Material for this task
** begin **
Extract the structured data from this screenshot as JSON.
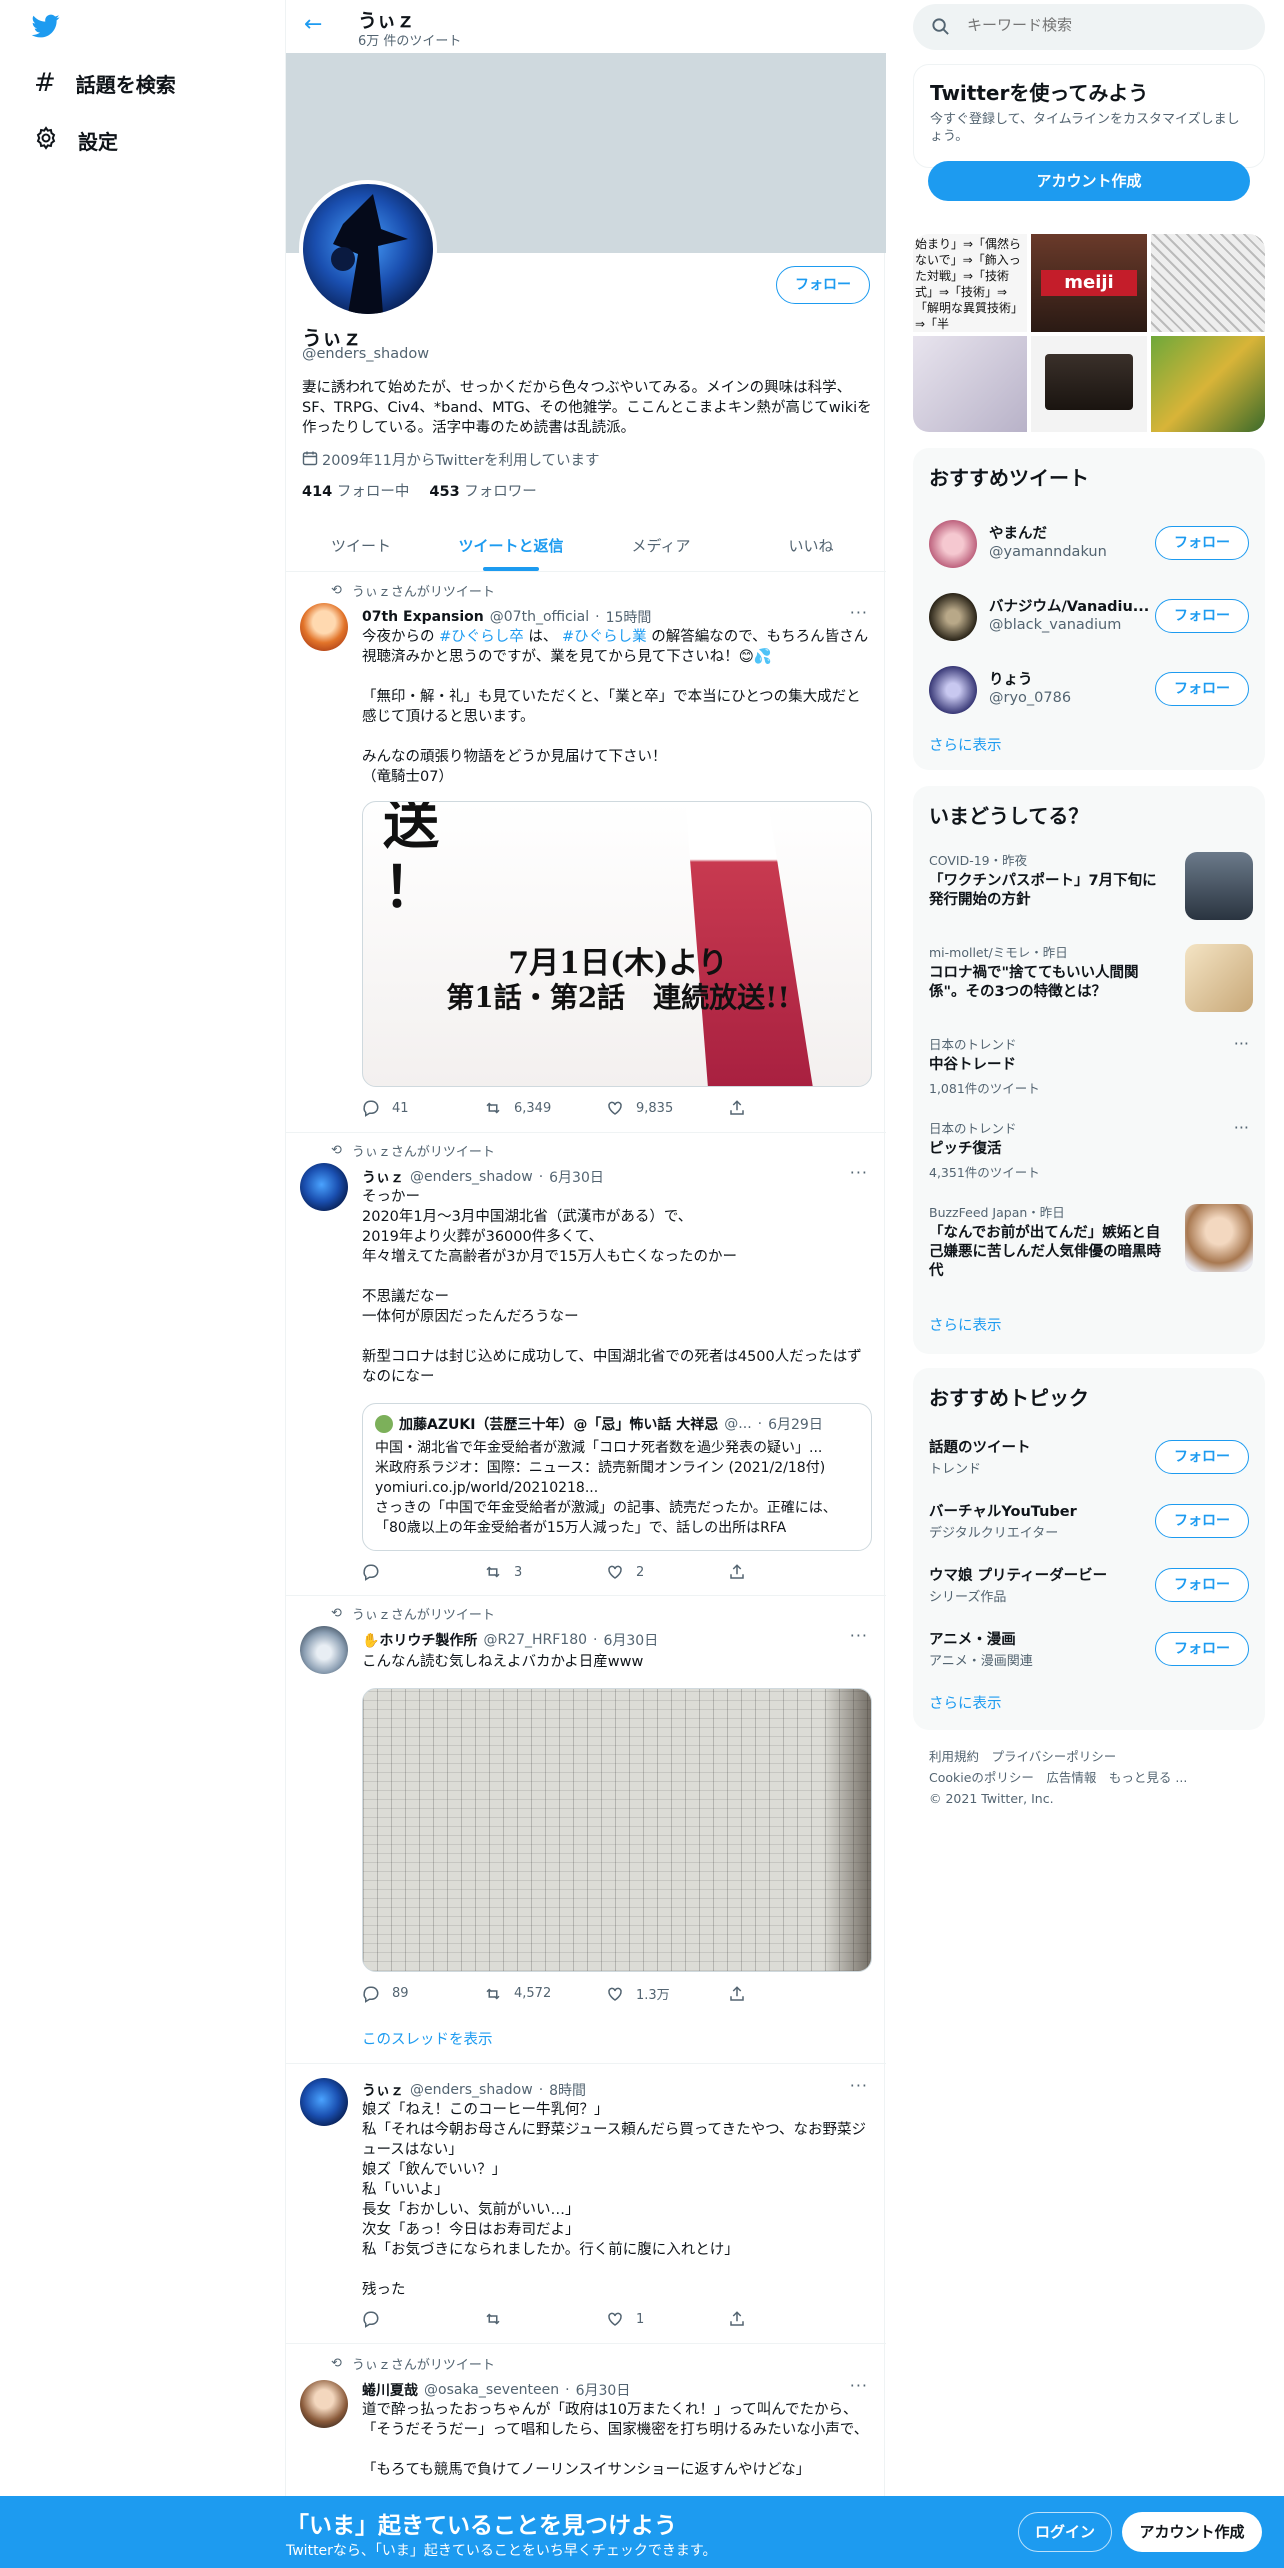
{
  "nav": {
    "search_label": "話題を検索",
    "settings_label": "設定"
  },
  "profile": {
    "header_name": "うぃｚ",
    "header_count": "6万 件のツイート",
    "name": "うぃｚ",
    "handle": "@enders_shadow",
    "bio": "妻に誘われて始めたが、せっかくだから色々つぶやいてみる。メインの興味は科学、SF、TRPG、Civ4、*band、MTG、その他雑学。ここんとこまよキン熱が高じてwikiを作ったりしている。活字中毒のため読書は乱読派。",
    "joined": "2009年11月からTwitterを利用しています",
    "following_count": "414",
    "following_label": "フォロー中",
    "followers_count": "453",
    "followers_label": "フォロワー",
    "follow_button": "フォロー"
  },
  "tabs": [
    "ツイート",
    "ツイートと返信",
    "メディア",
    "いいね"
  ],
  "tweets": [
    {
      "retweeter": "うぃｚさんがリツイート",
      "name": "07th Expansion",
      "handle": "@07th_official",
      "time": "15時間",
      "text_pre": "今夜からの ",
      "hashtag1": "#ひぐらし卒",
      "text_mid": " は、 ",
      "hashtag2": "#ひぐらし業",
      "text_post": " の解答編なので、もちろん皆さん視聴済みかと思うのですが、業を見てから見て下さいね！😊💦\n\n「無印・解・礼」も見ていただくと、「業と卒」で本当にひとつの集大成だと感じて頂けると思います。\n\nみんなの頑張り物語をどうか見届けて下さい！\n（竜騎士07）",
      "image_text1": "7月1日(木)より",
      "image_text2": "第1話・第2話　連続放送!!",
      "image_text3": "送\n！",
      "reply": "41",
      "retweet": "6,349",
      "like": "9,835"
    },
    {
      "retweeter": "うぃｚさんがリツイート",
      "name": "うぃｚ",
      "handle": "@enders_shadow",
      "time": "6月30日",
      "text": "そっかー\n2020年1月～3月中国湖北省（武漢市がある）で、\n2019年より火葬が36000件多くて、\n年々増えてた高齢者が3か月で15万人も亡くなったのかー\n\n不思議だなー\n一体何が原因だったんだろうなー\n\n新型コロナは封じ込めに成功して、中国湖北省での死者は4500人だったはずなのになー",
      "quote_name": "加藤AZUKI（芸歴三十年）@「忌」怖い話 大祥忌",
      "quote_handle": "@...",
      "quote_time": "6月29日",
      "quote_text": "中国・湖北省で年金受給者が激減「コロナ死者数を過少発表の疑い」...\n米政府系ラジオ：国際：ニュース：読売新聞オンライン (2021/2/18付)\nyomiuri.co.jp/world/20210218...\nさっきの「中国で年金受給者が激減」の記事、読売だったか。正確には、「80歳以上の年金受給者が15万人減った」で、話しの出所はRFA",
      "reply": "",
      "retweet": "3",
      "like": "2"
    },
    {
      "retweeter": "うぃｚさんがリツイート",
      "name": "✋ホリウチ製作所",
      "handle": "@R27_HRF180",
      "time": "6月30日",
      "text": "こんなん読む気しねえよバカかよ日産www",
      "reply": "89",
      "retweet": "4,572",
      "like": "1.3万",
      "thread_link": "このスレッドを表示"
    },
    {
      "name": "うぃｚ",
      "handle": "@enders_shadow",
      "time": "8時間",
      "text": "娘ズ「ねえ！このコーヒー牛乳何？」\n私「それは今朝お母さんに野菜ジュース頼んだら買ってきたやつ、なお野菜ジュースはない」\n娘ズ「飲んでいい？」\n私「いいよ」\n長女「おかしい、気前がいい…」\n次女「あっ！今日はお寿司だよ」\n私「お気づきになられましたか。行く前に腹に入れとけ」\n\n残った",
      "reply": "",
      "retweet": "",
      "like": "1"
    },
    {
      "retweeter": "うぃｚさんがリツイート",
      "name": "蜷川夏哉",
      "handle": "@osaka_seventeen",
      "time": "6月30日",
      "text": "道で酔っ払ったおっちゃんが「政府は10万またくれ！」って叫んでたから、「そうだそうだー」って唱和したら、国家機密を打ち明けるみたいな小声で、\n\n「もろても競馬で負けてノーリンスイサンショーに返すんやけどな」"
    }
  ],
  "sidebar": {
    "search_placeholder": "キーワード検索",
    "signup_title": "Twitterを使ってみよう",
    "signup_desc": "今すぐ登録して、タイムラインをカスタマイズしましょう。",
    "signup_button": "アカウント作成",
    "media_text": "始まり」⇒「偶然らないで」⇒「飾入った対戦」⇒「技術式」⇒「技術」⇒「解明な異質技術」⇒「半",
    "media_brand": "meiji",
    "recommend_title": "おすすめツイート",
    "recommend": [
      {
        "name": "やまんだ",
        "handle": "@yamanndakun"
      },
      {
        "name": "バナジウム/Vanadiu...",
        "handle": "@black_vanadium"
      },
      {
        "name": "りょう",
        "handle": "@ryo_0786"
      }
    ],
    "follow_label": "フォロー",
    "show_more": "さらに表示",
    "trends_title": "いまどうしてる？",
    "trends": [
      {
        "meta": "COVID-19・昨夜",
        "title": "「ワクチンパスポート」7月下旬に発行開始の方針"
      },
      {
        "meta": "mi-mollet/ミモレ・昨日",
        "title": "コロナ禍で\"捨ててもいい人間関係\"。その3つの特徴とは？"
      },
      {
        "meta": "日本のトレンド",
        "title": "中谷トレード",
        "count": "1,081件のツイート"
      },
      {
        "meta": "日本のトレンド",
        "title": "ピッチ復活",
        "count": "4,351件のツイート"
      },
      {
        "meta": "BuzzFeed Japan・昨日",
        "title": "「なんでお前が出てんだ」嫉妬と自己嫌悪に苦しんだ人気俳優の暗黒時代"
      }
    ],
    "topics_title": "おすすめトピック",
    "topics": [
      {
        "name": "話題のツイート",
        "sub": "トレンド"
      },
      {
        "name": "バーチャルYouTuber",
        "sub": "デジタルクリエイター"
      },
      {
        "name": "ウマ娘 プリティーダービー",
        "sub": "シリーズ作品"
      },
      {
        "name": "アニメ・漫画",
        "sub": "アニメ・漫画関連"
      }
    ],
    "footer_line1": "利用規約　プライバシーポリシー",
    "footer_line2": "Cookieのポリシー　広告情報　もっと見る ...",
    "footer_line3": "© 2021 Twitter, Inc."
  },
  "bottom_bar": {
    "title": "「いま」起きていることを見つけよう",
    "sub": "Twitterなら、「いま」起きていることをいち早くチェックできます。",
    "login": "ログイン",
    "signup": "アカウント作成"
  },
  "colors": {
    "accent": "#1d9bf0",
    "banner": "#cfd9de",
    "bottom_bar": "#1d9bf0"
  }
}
** end **
** begin **
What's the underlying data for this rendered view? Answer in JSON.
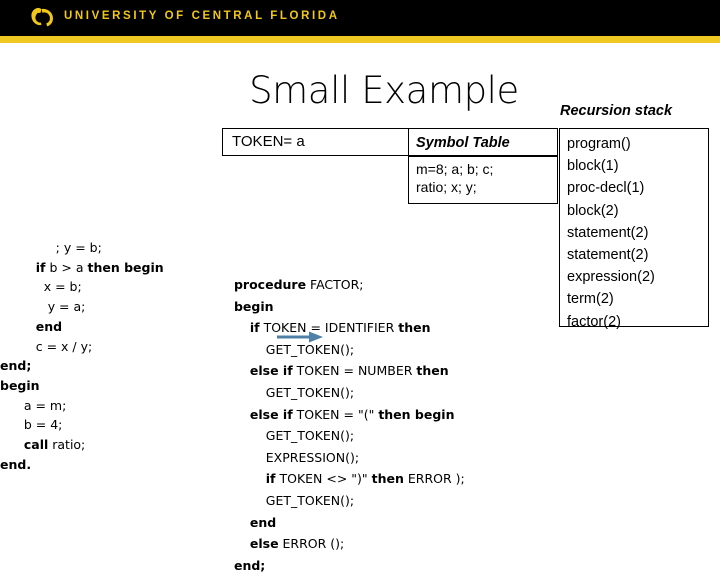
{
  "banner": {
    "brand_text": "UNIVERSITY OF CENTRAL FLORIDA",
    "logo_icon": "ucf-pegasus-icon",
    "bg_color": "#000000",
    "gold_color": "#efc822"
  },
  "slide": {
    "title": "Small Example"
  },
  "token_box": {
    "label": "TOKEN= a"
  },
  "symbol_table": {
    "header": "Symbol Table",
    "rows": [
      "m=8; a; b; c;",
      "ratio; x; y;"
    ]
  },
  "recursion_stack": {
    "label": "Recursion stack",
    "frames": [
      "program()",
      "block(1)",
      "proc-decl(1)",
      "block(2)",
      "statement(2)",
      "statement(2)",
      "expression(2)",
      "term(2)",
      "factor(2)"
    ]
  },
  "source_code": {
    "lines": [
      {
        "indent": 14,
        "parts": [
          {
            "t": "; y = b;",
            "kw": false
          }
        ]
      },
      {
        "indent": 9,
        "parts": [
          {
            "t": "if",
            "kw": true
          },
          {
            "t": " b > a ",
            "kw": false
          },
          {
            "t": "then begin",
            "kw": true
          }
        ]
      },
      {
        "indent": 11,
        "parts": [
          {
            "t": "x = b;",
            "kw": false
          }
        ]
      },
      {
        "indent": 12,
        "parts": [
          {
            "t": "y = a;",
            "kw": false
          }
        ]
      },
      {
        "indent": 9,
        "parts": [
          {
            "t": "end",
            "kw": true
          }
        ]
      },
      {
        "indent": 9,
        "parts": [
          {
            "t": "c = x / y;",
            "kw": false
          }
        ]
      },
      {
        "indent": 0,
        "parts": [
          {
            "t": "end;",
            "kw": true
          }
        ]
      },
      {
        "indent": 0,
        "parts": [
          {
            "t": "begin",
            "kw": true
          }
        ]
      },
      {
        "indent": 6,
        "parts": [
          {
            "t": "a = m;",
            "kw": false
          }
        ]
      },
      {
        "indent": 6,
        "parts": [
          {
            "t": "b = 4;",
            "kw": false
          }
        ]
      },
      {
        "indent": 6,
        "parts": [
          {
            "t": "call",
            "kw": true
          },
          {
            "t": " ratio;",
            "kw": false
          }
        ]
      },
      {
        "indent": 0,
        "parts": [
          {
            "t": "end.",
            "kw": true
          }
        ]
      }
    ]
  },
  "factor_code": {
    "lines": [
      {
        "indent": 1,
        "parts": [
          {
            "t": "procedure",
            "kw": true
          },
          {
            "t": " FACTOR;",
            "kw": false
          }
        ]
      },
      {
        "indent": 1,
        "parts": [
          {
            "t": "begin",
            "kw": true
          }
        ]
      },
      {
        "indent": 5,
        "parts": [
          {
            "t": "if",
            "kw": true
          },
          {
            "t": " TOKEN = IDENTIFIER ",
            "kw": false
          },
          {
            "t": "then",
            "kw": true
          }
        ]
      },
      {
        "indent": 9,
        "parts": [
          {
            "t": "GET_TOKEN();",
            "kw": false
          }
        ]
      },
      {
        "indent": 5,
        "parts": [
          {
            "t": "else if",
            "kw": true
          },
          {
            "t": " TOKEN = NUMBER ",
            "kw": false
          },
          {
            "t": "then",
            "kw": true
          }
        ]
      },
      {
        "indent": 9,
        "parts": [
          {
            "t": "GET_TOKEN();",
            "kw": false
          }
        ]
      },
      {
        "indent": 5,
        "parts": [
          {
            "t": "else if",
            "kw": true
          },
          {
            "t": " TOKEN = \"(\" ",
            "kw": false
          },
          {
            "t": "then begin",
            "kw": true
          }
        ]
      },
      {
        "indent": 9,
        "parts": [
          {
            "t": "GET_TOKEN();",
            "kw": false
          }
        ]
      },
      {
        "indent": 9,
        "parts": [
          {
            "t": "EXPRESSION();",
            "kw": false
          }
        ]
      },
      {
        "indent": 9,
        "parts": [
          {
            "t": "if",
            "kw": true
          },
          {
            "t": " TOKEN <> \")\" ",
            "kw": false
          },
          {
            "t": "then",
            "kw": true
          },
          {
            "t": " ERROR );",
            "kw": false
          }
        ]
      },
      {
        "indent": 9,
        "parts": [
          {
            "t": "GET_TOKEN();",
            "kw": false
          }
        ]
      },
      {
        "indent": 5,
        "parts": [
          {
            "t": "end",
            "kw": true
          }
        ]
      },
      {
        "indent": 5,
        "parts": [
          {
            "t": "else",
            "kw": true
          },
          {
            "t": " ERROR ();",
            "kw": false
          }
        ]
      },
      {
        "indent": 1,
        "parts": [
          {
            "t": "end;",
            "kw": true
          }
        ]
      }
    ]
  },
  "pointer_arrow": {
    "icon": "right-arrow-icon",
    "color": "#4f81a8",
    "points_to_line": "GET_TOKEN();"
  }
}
** end **
Whichever lines contain the string "アカウント作成", select and copy them.

    "signup_button": "アカウント作成",
    "signup": "アカウント作成"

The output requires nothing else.